TASK:
Write the listing out again, all of it, word for word.

(Data entries)
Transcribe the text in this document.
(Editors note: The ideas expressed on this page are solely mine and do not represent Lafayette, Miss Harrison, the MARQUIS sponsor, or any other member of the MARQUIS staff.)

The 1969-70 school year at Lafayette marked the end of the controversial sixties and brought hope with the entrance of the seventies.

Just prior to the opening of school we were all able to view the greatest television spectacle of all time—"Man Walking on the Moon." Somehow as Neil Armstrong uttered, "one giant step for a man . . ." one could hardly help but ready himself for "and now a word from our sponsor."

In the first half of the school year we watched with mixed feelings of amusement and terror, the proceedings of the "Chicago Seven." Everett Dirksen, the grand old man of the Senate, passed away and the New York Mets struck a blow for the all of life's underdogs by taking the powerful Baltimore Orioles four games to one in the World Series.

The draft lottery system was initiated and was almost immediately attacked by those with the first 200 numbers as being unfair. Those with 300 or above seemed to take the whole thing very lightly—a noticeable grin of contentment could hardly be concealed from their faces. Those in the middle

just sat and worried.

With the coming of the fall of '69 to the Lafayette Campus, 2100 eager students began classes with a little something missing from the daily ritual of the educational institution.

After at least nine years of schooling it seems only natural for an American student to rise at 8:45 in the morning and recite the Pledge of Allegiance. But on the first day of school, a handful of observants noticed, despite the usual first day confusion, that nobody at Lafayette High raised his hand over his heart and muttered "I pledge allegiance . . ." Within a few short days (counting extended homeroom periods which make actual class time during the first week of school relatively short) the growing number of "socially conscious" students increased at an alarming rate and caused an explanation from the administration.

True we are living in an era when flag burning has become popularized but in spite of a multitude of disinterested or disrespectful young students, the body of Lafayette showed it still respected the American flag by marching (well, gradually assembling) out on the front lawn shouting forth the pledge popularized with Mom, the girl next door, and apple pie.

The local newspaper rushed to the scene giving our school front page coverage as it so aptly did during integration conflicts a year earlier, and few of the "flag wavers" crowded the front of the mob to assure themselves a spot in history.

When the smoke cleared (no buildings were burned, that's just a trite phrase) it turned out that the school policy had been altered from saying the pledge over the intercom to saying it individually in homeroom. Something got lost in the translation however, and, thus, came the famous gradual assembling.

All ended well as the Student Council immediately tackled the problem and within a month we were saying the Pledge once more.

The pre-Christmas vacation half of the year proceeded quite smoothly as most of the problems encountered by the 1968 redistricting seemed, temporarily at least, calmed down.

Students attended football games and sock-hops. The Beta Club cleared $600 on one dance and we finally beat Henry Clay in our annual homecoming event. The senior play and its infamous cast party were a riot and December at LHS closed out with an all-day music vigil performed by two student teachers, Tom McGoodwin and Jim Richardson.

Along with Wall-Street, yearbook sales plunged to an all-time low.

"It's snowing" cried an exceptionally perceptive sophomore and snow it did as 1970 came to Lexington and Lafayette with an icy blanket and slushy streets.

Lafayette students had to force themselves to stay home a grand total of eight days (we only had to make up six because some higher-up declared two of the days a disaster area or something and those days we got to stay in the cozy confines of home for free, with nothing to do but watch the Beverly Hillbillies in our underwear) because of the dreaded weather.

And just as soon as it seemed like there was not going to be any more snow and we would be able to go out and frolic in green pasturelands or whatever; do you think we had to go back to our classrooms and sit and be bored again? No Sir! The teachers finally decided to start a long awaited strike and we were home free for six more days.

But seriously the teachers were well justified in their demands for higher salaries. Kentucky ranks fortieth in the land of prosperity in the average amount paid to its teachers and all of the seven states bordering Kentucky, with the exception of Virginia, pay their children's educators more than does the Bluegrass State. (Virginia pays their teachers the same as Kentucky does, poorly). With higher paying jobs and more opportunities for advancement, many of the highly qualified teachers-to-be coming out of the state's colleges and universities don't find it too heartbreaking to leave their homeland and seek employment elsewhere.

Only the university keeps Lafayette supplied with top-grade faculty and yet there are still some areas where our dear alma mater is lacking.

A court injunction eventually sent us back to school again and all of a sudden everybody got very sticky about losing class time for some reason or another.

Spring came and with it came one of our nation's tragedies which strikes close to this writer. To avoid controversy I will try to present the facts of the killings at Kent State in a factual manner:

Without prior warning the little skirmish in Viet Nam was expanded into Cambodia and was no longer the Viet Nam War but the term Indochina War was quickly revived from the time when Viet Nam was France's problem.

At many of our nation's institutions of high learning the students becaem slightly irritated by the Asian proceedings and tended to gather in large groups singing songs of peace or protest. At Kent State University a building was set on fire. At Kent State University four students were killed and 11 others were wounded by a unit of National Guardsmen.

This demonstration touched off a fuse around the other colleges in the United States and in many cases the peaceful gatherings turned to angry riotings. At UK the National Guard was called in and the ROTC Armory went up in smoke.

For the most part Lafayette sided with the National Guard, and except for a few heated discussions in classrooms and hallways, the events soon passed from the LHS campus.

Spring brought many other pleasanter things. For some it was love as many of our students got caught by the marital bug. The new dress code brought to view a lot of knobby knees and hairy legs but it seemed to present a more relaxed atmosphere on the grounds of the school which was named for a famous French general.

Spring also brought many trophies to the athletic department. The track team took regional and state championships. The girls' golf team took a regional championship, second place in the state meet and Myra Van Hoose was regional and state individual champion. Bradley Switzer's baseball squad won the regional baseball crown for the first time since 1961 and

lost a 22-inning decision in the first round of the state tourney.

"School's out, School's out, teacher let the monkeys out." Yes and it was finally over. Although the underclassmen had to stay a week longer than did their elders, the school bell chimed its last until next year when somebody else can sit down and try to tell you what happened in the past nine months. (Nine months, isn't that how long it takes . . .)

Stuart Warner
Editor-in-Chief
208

RESULT OF THIS EXERCISE:
Transcribe the text in this document.
(Editors note: The ideas expressed on this page are solely mine and do not represent Lafayette, Miss Harrison, the MARQUIS sponsor, or any other member of the MARQUIS staff.)

The 1969-70 school year at Lafayette marked the end of the controversial sixties and brought hope with the entrance of the seventies.

Just prior to the opening of school we were all able to view the greatest television spectacle of all time—"Man Walking on the Moon." Somehow as Neil Armstrong uttered, "one giant step for a man . . ." one could hardly help but ready himself for "and now a word from our sponsor."

In the first half of the school year we watched with mixed feelings of amusement and terror, the proceedings of the "Chicago Seven." Everett Dirksen, the grand old man of the Senate, passed away and the New York Mets struck a blow for the all of life's underdogs by taking the powerful Baltimore Orioles four games to one in the World Series.

The draft lottery system was initiated and was almost immediately attacked by those with the first 200 numbers as being unfair. Those with 300 or above seemed to take the whole thing very lightly—a noticeable grin of contentment could hardly be concealed from their faces. Those in the middle

just sat and worried.

With the coming of the fall of '69 to the Lafayette Campus, 2100 eager students began classes with a little something missing from the daily ritual of the educational institution.

After at least nine years of schooling it seems only natural for an American student to rise at 8:45 in the morning and recite the Pledge of Allegiance. But on the first day of school, a handful of observants noticed, despite the usual first day confusion, that nobody at Lafayette High raised his hand over his heart and muttered "I pledge allegiance . . ." Within a few short days (counting extended homeroom periods which make actual class time during the first week of school relatively short) the growing number of "socially conscious" students increased at an alarming rate and caused an explanation from the administration.

True we are living in an era when flag burning has become popularized but in spite of a multitude of disinterested or disrespectful young students, the body of Lafayette showed it still respected the American flag by marching (well, gradually assembling) out on the front lawn shouting forth the pledge popularized with Mom, the girl next door, and apple pie.

The local newspaper rushed to the scene giving our school front page coverage as it so aptly did during integration conflicts a year earlier, and few of the "flag wavers" crowded the front of the mob to assure themselves a spot in history.

When the smoke cleared (no buildings were burned, that's just a trite phrase) it turned out that the school policy had been altered from saying the pledge over the intercom to saying it individually in homeroom. Something got lost in the translation however, and, thus, came the famous gradual assembling.

All ended well as the Student Council immediately tackled the problem and within a month we were saying the Pledge once more.

The pre-Christmas vacation half of the year proceeded quite smoothly as most of the problems encountered by the 1968 redistricting seemed, temporarily at least, calmed down.

Students attended football games and sock-hops. The Beta Club cleared $600 on one dance and we finally beat Henry Clay in our annual homecoming event. The senior play and its infamous cast party were a riot and December at LHS closed out with an all-day music vigil performed by two student teachers, Tom McGoodwin and Jim Richardson.

Along with Wall-Street, yearbook sales plunged to an all-time low.

"It's snowing" cried an exceptionally perceptive sophomore and snow it did as 1970 came to Lexington and Lafayette with an icy blanket and slushy streets.

Lafayette students had to force themselves to stay home a grand total of eight days (we only had to make up six because some higher-up declared two of the days a disaster area or something and those days we got to stay in the cozy confines of home for free, with nothing to do but watch the Beverly Hillbillies in our underwear) because of the dreaded weather.

And just as soon as it seemed like there was not going to be any more snow and we would be able to go out and frolic in green pasturelands or whatever; do you think we had to go back to our classrooms and sit and be bored again? No Sir! The teachers finally decided to start a long awaited strike and we were home free for six more days.

But seriously the teachers were well justified in their demands for higher salaries. Kentucky ranks fortieth in the land of prosperity in the average amount paid to its teachers and all of the seven states bordering Kentucky, with the exception of Virginia, pay their children's educators more than does the Bluegrass State. (Virginia pays their teachers the same as Kentucky does, poorly). With higher paying jobs and more opportunities for advancement, many of the highly qualified teachers-to-be coming out of the state's colleges and universities don't find it too heartbreaking to leave their homeland and seek employment elsewhere.

Only the university keeps Lafayette supplied with top-grade faculty and yet there are still some areas where our dear alma mater is lacking.

A court injunction eventually sent us back to school again and all of a sudden everybody got very sticky about losing class time for some reason or another.

Spring came and with it came one of our nation's tragedies which strikes close to this writer. To avoid controversy I will try to present the facts of the killings at Kent State in a factual manner:

Without prior warning the little skirmish in Viet Nam was expanded into Cambodia and was no longer the Viet Nam War but the term Indochina War was quickly revived from the time when Viet Nam was France's problem.

At many of our nation's institutions of high learning the students becaem slightly irritated by the Asian proceedings and tended to gather in large groups singing songs of peace or protest. At Kent State University a building was set on fire. At Kent State University four students were killed and 11 others were wounded by a unit of National Guardsmen.

This demonstration touched off a fuse around the other colleges in the United States and in many cases the peaceful gatherings turned to angry riotings. At UK the National Guard was called in and the ROTC Armory went up in smoke.

For the most part Lafayette sided with the National Guard, and except for a few heated discussions in classrooms and hallways, the events soon passed from the LHS campus.

Spring brought many other pleasanter things. For some it was love as many of our students got caught by the marital bug. The new dress code brought to view a lot of knobby knees and hairy legs but it seemed to present a more relaxed atmosphere on the grounds of the school which was named for a famous French general.

Spring also brought many trophies to the athletic department. The track team took regional and state championships. The girls' golf team took a regional championship, second place in the state meet and Myra Van Hoose was regional and state individual champion. Bradley Switzer's baseball squad won the regional baseball crown for the first time since 1961 and

lost a 22-inning decision in the first round of the state tourney.

"School's out, School's out, teacher let the monkeys out." Yes and it was finally over. Although the underclassmen had to stay a week longer than did their elders, the school bell chimed its last until next year when somebody else can sit down and try to tell you what happened in the past nine months. (Nine months, isn't that how long it takes . . .)

Stuart Warner
Editor-in-Chief
208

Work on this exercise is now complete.